■ TASK:
Below are the records. List every line holding the word "интерфейса".

[Stored records]
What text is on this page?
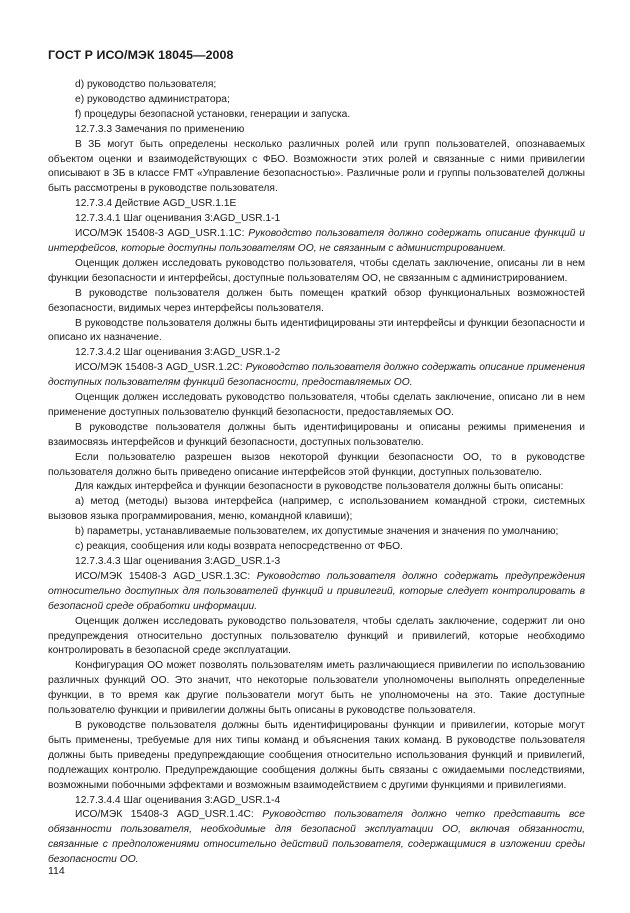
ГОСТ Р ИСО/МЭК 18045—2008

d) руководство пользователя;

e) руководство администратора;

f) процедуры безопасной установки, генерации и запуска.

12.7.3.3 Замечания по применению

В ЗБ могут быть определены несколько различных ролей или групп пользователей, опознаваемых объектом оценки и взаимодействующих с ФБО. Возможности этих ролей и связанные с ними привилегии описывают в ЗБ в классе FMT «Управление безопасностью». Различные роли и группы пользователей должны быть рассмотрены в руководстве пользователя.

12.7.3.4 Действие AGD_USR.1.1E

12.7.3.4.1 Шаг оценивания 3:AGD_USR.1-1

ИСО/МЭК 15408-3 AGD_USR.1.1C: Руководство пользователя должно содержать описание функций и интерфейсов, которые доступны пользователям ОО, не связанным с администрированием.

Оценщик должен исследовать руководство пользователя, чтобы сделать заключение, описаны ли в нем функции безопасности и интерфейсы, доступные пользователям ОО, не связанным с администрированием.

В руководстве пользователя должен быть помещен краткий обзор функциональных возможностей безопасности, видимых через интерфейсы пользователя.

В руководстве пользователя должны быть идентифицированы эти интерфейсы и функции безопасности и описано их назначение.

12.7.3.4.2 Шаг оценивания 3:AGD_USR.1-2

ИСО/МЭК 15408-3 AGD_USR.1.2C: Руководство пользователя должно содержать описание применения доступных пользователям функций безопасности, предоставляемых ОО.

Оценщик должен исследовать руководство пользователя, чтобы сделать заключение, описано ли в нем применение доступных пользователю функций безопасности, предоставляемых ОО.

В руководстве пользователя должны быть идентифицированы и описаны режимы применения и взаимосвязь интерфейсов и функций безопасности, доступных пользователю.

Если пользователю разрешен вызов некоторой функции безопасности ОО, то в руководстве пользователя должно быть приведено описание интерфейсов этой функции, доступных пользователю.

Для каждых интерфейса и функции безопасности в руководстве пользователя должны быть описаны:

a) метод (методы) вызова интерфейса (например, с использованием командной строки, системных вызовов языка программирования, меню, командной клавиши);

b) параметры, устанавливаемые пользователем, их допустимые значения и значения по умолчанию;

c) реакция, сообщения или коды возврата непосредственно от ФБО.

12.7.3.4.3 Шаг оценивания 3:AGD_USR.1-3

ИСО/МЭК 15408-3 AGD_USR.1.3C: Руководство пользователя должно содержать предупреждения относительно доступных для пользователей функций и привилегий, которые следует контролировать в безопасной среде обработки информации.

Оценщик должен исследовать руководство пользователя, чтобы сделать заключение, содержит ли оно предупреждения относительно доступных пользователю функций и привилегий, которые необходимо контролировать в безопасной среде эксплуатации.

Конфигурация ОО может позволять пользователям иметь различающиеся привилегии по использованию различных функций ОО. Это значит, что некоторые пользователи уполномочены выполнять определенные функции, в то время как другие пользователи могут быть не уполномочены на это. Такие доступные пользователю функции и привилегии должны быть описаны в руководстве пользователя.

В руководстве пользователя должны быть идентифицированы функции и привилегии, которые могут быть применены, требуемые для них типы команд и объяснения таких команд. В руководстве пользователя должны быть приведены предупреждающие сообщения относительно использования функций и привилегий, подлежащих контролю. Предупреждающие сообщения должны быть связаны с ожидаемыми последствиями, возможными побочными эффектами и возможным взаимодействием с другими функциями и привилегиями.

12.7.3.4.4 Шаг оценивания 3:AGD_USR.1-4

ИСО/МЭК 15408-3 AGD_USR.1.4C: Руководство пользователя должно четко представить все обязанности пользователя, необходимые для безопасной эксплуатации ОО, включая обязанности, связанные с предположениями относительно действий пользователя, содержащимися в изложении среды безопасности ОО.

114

--

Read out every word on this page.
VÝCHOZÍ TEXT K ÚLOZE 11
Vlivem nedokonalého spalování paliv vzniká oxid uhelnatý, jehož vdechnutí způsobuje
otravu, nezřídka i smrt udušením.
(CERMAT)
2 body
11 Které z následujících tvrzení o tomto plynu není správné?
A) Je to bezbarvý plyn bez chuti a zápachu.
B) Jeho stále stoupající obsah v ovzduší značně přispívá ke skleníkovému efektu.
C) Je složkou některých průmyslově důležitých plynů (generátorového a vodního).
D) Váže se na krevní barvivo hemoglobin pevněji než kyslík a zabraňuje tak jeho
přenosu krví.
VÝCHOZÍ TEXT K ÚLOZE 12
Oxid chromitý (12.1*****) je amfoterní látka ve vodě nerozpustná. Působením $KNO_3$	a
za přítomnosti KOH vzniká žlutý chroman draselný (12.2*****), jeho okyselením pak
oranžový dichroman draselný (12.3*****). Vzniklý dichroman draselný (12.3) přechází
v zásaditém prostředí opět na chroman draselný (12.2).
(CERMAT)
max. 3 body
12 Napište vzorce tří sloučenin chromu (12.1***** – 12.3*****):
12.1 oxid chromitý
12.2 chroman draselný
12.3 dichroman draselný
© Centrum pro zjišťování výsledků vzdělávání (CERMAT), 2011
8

■ ANSWER FOR THIS EXERCISE:
Для каждых интерфейса и функции безопасности в руководстве пользователя должны быть описаны:
a) метод (методы) вызова интерфейса (например, с использованием командной строки, системных вызовов языка программирования, меню, командной клавиши);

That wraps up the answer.